- [Stated task]:
Everything from the line containing "Give me a plain-text" through the final line of the records must be transcribed verbatim; nothing else belongs in the result.

- [Dataset excerpts]:
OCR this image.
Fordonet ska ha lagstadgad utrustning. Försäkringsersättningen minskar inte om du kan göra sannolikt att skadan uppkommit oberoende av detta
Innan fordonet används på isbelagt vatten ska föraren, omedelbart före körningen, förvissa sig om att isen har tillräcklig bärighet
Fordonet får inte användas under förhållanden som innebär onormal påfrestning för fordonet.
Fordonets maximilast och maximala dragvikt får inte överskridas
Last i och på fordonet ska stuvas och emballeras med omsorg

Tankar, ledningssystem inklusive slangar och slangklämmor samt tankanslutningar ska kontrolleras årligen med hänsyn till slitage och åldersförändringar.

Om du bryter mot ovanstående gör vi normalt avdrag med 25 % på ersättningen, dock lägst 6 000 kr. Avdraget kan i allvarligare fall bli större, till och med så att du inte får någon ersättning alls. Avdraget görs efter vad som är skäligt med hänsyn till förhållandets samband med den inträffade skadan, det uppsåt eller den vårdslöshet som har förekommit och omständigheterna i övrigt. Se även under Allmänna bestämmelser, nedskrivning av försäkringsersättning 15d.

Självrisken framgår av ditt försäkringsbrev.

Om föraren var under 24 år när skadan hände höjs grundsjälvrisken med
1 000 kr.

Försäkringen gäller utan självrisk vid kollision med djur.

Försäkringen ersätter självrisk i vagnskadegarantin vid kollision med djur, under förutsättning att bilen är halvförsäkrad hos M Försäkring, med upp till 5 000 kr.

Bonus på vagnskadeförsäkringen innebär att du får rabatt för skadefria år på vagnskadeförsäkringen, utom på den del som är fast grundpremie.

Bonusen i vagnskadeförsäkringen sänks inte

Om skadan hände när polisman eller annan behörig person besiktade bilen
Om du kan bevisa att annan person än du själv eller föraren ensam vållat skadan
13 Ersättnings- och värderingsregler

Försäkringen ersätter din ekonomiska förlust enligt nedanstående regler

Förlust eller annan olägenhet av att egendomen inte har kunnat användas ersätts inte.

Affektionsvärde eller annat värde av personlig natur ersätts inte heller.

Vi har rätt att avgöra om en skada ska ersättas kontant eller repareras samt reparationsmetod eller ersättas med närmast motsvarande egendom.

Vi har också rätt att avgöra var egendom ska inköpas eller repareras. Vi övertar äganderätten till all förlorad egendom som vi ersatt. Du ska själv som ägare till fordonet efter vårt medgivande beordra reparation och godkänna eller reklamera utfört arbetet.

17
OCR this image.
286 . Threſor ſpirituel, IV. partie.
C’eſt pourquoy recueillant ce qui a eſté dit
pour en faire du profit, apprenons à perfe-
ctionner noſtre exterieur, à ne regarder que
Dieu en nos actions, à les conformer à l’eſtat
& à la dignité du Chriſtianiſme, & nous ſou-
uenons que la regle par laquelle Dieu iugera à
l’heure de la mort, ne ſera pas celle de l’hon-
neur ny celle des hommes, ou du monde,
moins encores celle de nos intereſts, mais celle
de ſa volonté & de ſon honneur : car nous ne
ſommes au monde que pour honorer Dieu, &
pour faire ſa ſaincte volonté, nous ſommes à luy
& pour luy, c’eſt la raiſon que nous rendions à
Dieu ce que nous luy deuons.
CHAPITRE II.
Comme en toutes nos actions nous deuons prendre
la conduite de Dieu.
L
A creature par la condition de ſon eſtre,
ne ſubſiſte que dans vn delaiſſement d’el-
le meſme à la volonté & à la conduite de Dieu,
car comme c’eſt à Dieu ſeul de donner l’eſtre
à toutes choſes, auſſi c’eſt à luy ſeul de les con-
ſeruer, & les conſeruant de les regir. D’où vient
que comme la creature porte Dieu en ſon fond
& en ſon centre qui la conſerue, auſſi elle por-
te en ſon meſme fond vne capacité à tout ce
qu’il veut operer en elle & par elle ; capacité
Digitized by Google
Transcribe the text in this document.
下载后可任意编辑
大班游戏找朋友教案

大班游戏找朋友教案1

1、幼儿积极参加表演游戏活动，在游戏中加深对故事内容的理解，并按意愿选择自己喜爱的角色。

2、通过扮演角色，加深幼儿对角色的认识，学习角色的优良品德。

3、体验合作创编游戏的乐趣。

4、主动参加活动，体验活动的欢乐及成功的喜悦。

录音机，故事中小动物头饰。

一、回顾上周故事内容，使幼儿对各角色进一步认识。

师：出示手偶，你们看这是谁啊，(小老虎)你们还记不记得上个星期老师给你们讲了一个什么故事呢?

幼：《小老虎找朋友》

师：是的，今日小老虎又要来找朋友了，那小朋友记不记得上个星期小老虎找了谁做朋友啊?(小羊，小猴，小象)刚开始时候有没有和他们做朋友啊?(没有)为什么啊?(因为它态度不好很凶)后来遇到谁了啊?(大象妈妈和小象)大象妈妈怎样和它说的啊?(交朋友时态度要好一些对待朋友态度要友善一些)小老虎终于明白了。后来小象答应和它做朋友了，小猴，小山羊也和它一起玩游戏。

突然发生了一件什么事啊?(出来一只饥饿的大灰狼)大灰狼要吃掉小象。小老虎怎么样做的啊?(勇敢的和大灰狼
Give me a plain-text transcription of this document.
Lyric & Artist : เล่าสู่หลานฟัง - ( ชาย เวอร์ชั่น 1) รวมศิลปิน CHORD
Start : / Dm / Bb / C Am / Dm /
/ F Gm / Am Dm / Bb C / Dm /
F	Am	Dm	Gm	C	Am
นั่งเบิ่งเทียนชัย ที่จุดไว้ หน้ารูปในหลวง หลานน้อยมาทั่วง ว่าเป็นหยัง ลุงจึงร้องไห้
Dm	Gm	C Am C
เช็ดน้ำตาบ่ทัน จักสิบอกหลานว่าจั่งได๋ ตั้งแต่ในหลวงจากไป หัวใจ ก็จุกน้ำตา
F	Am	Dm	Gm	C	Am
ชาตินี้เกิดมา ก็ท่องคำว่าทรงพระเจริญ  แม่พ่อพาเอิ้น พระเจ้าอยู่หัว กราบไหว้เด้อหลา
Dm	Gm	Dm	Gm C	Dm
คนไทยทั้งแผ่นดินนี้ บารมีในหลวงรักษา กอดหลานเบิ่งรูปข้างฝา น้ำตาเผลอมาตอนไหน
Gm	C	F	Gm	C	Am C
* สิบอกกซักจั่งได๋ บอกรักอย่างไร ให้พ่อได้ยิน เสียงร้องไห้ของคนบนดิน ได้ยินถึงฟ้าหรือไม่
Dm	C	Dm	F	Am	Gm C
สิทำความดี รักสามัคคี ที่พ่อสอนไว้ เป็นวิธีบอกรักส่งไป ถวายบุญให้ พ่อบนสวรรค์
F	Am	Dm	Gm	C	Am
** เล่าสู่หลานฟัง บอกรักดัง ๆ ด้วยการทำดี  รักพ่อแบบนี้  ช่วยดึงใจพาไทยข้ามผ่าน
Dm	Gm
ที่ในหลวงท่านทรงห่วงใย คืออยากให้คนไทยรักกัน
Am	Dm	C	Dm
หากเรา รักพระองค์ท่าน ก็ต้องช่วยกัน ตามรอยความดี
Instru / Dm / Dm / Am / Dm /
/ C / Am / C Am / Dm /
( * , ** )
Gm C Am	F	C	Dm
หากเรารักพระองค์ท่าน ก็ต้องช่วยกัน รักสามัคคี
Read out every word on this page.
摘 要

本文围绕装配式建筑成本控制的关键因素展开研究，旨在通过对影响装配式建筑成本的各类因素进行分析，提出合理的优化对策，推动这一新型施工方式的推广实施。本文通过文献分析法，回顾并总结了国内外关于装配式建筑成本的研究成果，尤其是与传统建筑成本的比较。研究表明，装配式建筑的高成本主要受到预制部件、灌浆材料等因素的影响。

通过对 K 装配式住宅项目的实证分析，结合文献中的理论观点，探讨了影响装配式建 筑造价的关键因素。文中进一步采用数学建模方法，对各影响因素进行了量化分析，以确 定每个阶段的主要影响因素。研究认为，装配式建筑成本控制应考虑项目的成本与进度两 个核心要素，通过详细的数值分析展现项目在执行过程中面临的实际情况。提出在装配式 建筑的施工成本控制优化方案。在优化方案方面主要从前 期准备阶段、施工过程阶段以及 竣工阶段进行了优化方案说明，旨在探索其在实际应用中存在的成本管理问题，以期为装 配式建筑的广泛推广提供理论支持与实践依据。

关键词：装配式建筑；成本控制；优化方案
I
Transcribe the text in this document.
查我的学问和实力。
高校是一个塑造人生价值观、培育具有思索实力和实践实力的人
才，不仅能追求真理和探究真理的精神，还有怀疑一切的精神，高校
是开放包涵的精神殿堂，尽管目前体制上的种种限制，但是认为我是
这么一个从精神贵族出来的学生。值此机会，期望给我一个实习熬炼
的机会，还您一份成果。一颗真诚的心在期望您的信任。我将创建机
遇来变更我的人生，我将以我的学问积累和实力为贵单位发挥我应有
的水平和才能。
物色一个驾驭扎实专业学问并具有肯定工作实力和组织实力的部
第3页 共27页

- [Full response]:
Give me a plain-text transcription of this document.
Lyric & Artist : เล่าสู่หลานฟัง - ( ชาย เวอร์ชั่น 1) รวมศิลปิน CHORD
Start : / Dm / Bb / C Am / Dm /
/ F Gm / Am Dm / Bb C / Dm /
F	Am	Dm	Gm	C	Am
นั่งเบิ่งเทียนชัย ที่จุดไว้ หน้ารูปในหลวง หลานน้อยมาทั่วง ว่าเป็นหยัง ลุงจึงร้องไห้
Dm	Gm	C Am C
เช็ดน้ำตาบ่ทัน จักสิบอกหลานว่าจั่งได๋ ตั้งแต่ในหลวงจากไป หัวใจ ก็จุกน้ำตา
F	Am	Dm	Gm	C	Am
ชาตินี้เกิดมา ก็ท่องคำว่าทรงพระเจริญ  แม่พ่อพาเอิ้น พระเจ้าอยู่หัว กราบไหว้เด้อหลา
Dm	Gm	Dm	Gm C	Dm
คนไทยทั้งแผ่นดินนี้ บารมีในหลวงรักษา กอดหลานเบิ่งรูปข้างฝา น้ำตาเผลอมาตอนไหน
Gm	C	F	Gm	C	Am C
* สิบอกกซักจั่งได๋ บอกรักอย่างไร ให้พ่อได้ยิน เสียงร้องไห้ของคนบนดิน ได้ยินถึงฟ้าหรือไม่
Dm	C	Dm	F	Am	Gm C
สิทำความดี รักสามัคคี ที่พ่อสอนไว้ เป็นวิธีบอกรักส่งไป ถวายบุญให้ พ่อบนสวรรค์
F	Am	Dm	Gm	C	Am
** เล่าสู่หลานฟัง บอกรักดัง ๆ ด้วยการทำดี  รักพ่อแบบนี้  ช่วยดึงใจพาไทยข้ามผ่าน
Dm	Gm
ที่ในหลวงท่านทรงห่วงใย คืออยากให้คนไทยรักกัน
Am	Dm	C	Dm
หากเรา รักพระองค์ท่าน ก็ต้องช่วยกัน ตามรอยความดี
Instru / Dm / Dm / Am / Dm /
/ C / Am / C Am / Dm /
( * , ** )
Gm C Am	F	C	Dm
หากเรารักพระองค์ท่าน ก็ต้องช่วยกัน รักสามัคคี
Read out every word on this page.
摘 要

本文围绕装配式建筑成本控制的关键因素展开研究，旨在通过对影响装配式建筑成本的各类因素进行分析，提出合理的优化对策，推动这一新型施工方式的推广实施。本文通过文献分析法，回顾并总结了国内外关于装配式建筑成本的研究成果，尤其是与传统建筑成本的比较。研究表明，装配式建筑的高成本主要受到预制部件、灌浆材料等因素的影响。

通过对 K 装配式住宅项目的实证分析，结合文献中的理论观点，探讨了影响装配式建 筑造价的关键因素。文中进一步采用数学建模方法，对各影响因素进行了量化分析，以确 定每个阶段的主要影响因素。研究认为，装配式建筑成本控制应考虑项目的成本与进度两 个核心要素，通过详细的数值分析展现项目在执行过程中面临的实际情况。提出在装配式 建筑的施工成本控制优化方案。在优化方案方面主要从前 期准备阶段、施工过程阶段以及 竣工阶段进行了优化方案说明，旨在探索其在实际应用中存在的成本管理问题，以期为装 配式建筑的广泛推广提供理论支持与实践依据。

关键词：装配式建筑；成本控制；优化方案
I
Transcribe the text in this document.
查我的学问和实力。
高校是一个塑造人生价值观、培育具有思索实力和实践实力的人
才，不仅能追求真理和探究真理的精神，还有怀疑一切的精神，高校
是开放包涵的精神殿堂，尽管目前体制上的种种限制，但是认为我是
这么一个从精神贵族出来的学生。值此机会，期望给我一个实习熬炼
的机会，还您一份成果。一颗真诚的心在期望您的信任。我将创建机
遇来变更我的人生，我将以我的学问积累和实力为贵单位发挥我应有
的水平和才能。
物色一个驾驭扎实专业学问并具有肯定工作实力和组织实力的部
第3页 共27页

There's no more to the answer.